### Goal
Please give the entries again in full and exactly, without any picture.

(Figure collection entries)
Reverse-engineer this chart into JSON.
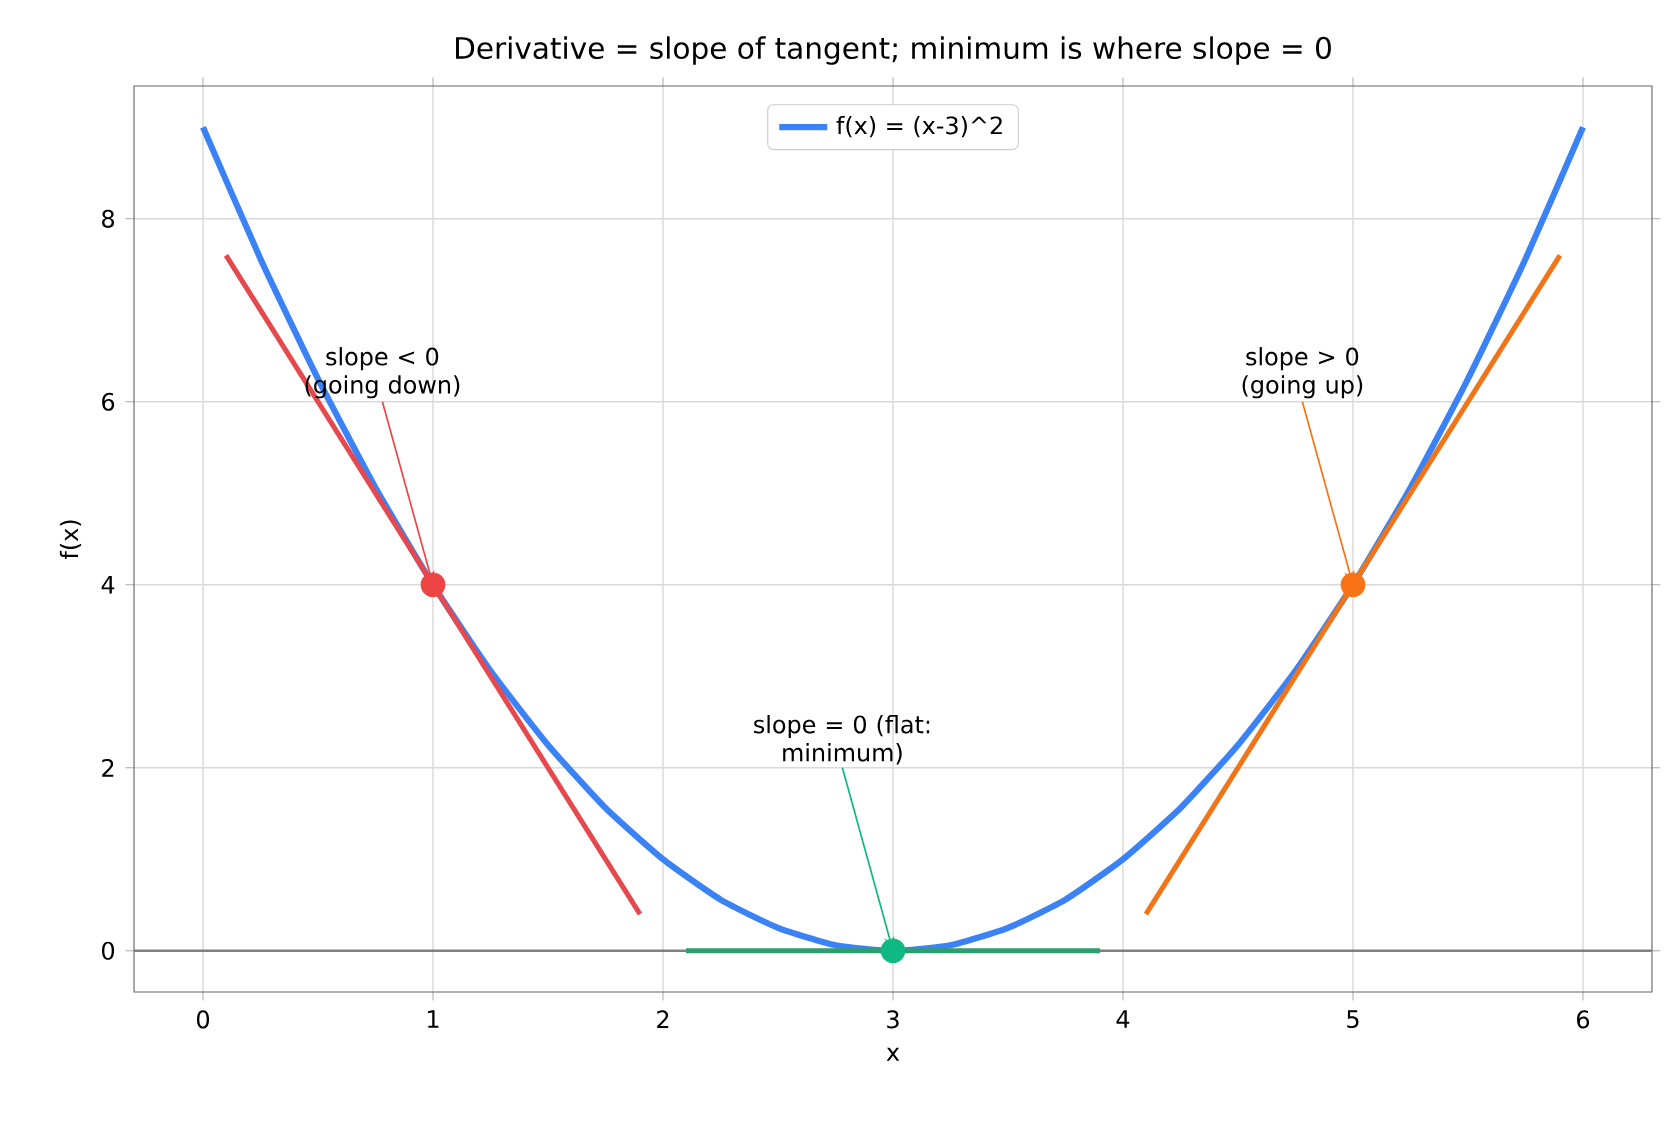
{
  "chart_data": {
    "type": "line",
    "title": "Derivative = slope of tangent; minimum is where slope = 0",
    "xlabel": "x",
    "ylabel": "f(x)",
    "xlim": [
      -0.3,
      6.3
    ],
    "ylim": [
      -0.45,
      9.45
    ],
    "xticks": [
      0,
      1,
      2,
      3,
      4,
      5,
      6
    ],
    "yticks": [
      0,
      2,
      4,
      6,
      8
    ],
    "grid": true,
    "legend": "top",
    "series": [
      {
        "name": "f(x) = (x-3)^2",
        "color": "#3b82f6",
        "x": [
          0,
          0.25,
          0.5,
          0.75,
          1,
          1.25,
          1.5,
          1.75,
          2,
          2.25,
          2.5,
          2.75,
          3,
          3.25,
          3.5,
          3.75,
          4,
          4.25,
          4.5,
          4.75,
          5,
          5.25,
          5.5,
          5.75,
          6
        ],
        "values": [
          9,
          7.56,
          6.25,
          5.06,
          4,
          3.06,
          2.25,
          1.56,
          1,
          0.56,
          0.25,
          0.06,
          0,
          0.06,
          0.25,
          0.56,
          1,
          1.56,
          2.25,
          3.06,
          4,
          5.06,
          6.25,
          7.56,
          9
        ]
      },
      {
        "color": "#e5484d",
        "x": [
          0.1,
          1.9
        ],
        "values": [
          7.6,
          0.4
        ]
      },
      {
        "color": "#2e9e6e",
        "x": [
          2.1,
          3.9
        ],
        "values": [
          0,
          0
        ]
      },
      {
        "color": "#f07418",
        "x": [
          4.1,
          5.9
        ],
        "values": [
          0.4,
          7.6
        ]
      },
      {
        "type": "scatter",
        "marker": "circle",
        "colors": [
          "#ef4444",
          "#10b981",
          "#f97316"
        ],
        "x": [
          1,
          3,
          5
        ],
        "values": [
          4,
          0,
          4
        ]
      }
    ],
    "ref_lines": [
      {
        "axis": "y",
        "value": 0,
        "color": "#808080"
      }
    ],
    "annotations": [
      {
        "text": "slope < 0 (going down)",
        "x": 1,
        "y": 4
      },
      {
        "text": "slope = 0 (flat: minimum)",
        "x": 3,
        "y": 0
      },
      {
        "text": "slope > 0 (going up)",
        "x": 5,
        "y": 4
      }
    ]
  }
}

### Exercise answer
Reverse-engineer this chart into JSON.
{
  "chart_data": {
    "type": "line",
    "title": "Derivative = slope of tangent; minimum is where slope = 0",
    "xlabel": "x",
    "ylabel": "f(x)",
    "xlim": [
      -0.3,
      6.3
    ],
    "ylim": [
      -0.45,
      9.45
    ],
    "xticks": [
      0,
      1,
      2,
      3,
      4,
      5,
      6
    ],
    "yticks": [
      0,
      2,
      4,
      6,
      8
    ],
    "grid": true,
    "legend": "top",
    "series": [
      {
        "name": "f(x) = (x-3)^2",
        "color": "#3b82f6",
        "x": [
          0,
          0.25,
          0.5,
          0.75,
          1,
          1.25,
          1.5,
          1.75,
          2,
          2.25,
          2.5,
          2.75,
          3,
          3.25,
          3.5,
          3.75,
          4,
          4.25,
          4.5,
          4.75,
          5,
          5.25,
          5.5,
          5.75,
          6
        ],
        "values": [
          9,
          7.56,
          6.25,
          5.06,
          4,
          3.06,
          2.25,
          1.56,
          1,
          0.56,
          0.25,
          0.06,
          0,
          0.06,
          0.25,
          0.56,
          1,
          1.56,
          2.25,
          3.06,
          4,
          5.06,
          6.25,
          7.56,
          9
        ]
      },
      {
        "color": "#e5484d",
        "x": [
          0.1,
          1.9
        ],
        "values": [
          7.6,
          0.4
        ]
      },
      {
        "color": "#2e9e6e",
        "x": [
          2.1,
          3.9
        ],
        "values": [
          0,
          0
        ]
      },
      {
        "color": "#f07418",
        "x": [
          4.1,
          5.9
        ],
        "values": [
          0.4,
          7.6
        ]
      },
      {
        "type": "scatter",
        "marker": "circle",
        "colors": [
          "#ef4444",
          "#10b981",
          "#f97316"
        ],
        "x": [
          1,
          3,
          5
        ],
        "values": [
          4,
          0,
          4
        ]
      }
    ],
    "ref_lines": [
      {
        "axis": "y",
        "value": 0,
        "color": "#808080"
      }
    ],
    "annotations": [
      {
        "text": "slope < 0 (going down)",
        "x": 1,
        "y": 4
      },
      {
        "text": "slope = 0 (flat: minimum)",
        "x": 3,
        "y": 0
      },
      {
        "text": "slope > 0 (going up)",
        "x": 5,
        "y": 4
      }
    ]
  }
}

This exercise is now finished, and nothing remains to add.